▶ INSTRUCTIONS TO FOLLOW:
Work through the listing below and count the lines that hold "Fahrzeuggesuch". Answer with the number alone.

▶ LISTED RECORDS:
□ □ □
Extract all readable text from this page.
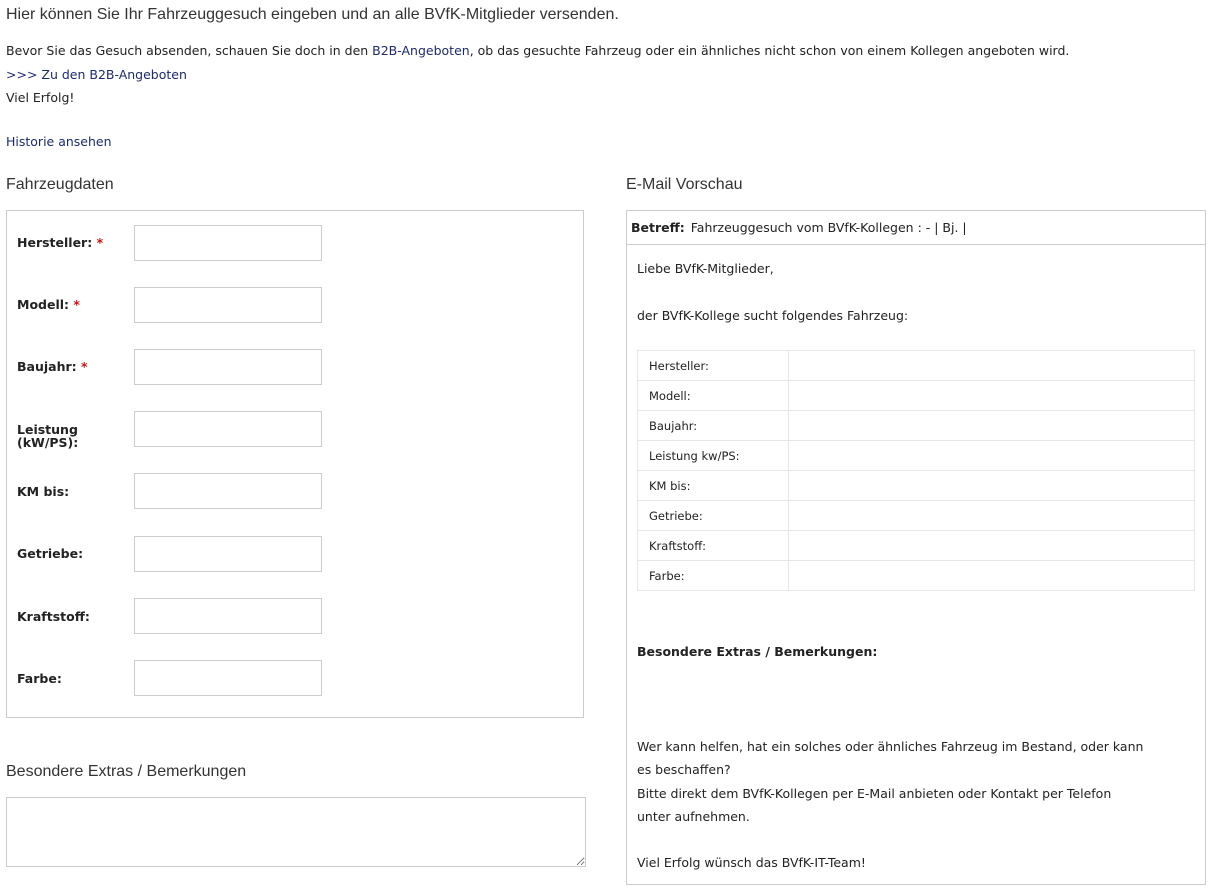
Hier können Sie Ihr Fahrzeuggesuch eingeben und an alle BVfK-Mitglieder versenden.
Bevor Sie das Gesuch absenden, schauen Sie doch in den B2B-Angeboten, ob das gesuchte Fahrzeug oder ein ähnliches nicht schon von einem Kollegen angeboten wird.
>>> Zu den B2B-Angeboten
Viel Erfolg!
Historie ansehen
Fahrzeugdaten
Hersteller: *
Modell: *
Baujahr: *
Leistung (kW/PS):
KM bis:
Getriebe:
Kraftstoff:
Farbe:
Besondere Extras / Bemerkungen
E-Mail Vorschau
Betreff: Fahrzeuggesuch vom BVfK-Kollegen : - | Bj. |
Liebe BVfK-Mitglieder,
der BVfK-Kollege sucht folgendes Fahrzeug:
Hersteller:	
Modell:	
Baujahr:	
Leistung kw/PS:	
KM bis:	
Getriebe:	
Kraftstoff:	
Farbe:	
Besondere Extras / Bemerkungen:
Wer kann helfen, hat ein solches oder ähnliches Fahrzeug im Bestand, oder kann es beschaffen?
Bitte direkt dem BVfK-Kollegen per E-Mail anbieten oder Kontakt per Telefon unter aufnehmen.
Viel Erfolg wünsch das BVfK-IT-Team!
□ □ □
▶ EXERCISE RESPONSE:
2